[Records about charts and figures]
=====
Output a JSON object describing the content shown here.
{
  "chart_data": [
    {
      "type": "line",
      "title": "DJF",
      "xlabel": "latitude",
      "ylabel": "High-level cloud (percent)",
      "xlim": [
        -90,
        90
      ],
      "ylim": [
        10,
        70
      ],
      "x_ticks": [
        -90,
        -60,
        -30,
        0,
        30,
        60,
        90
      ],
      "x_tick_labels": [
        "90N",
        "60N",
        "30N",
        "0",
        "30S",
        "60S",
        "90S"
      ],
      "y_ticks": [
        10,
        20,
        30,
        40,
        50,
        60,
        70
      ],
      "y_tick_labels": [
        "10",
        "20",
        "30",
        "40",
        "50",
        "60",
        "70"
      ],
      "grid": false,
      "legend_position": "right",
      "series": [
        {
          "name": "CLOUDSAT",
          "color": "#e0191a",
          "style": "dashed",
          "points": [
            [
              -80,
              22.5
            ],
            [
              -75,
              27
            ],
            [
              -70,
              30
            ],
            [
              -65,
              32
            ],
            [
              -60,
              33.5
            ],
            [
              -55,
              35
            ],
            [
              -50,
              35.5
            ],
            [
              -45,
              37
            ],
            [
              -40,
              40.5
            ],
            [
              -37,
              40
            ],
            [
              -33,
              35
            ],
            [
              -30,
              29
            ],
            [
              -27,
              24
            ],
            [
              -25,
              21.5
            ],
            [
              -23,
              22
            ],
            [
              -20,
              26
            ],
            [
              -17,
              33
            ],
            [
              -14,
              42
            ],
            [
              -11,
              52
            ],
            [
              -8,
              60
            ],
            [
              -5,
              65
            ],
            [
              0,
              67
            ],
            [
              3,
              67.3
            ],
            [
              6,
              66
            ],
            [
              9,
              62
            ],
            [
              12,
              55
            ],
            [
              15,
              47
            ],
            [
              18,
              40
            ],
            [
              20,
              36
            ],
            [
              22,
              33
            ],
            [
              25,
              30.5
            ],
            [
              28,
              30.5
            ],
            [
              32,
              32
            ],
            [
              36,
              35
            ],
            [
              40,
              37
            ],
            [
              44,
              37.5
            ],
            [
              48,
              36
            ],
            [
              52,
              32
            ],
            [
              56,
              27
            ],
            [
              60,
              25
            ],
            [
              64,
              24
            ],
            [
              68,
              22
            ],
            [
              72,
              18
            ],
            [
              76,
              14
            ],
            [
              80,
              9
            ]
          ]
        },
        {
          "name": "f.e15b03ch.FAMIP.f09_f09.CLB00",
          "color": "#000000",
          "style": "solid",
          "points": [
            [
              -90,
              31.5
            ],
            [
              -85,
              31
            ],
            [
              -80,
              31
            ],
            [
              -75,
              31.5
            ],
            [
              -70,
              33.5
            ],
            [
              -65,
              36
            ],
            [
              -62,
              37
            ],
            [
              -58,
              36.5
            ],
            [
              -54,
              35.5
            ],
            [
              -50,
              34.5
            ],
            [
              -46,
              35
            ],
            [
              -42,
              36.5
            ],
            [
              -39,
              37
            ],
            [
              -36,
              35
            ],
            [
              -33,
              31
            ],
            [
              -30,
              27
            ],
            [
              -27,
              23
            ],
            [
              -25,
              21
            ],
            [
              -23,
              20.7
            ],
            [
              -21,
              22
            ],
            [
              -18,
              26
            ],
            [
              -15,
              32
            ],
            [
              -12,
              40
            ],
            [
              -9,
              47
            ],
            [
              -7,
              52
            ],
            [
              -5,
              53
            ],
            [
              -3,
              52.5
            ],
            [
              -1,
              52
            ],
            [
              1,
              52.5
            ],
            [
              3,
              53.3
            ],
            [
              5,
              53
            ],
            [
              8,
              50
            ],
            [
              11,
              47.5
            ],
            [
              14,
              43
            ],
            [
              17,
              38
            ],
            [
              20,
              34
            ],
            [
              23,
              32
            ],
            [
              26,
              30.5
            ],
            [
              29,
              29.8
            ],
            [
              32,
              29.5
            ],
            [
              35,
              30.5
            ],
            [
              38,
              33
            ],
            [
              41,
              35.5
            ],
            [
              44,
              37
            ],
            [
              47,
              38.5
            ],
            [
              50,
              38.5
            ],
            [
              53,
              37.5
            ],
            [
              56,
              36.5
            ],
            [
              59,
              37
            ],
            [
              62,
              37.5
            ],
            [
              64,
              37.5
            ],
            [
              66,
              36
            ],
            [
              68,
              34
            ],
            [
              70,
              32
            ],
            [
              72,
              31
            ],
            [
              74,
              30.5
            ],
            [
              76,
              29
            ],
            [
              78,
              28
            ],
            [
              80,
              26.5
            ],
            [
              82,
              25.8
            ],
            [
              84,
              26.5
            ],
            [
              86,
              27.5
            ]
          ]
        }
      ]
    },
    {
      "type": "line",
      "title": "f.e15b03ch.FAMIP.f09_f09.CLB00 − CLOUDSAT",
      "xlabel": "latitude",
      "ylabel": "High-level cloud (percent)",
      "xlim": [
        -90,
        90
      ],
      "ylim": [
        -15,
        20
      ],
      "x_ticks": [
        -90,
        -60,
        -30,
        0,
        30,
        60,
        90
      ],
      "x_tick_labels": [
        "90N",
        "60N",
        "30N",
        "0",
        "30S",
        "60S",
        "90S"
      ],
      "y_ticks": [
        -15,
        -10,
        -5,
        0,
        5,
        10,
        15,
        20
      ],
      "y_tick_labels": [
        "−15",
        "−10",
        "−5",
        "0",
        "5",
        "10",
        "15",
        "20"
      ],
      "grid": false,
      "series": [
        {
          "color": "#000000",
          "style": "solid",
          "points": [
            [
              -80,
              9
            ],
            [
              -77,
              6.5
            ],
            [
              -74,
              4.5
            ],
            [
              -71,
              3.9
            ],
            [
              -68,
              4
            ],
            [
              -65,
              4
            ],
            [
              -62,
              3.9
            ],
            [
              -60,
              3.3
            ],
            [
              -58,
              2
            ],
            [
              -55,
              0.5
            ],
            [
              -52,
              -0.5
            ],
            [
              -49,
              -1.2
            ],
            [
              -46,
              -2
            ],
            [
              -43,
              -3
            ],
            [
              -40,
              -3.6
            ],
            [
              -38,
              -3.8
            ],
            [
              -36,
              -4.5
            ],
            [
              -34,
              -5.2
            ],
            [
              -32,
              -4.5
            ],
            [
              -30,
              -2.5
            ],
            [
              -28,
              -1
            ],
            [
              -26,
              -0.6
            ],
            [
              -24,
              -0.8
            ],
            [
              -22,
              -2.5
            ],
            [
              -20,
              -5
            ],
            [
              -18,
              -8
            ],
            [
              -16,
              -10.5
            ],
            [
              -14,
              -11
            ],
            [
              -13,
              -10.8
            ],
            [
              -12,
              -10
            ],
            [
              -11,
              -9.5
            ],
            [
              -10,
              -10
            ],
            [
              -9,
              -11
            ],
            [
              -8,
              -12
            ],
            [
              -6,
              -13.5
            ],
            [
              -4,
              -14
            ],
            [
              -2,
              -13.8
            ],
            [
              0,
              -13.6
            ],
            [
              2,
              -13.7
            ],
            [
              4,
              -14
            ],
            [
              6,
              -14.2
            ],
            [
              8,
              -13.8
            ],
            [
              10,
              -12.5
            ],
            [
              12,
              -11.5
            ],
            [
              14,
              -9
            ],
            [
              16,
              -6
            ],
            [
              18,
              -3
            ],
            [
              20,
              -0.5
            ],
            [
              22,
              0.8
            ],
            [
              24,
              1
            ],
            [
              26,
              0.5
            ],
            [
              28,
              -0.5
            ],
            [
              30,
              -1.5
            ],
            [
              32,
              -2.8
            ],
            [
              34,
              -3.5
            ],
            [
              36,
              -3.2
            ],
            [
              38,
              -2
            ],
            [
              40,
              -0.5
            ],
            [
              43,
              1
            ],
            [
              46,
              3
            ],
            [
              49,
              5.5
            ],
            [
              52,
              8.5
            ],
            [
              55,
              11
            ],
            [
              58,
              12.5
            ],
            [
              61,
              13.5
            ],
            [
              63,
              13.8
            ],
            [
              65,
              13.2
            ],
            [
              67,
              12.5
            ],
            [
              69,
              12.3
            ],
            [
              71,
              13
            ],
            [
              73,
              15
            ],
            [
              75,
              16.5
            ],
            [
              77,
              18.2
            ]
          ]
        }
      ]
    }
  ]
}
=====
Only the number is wanted: how many lines contain the string "title"?

2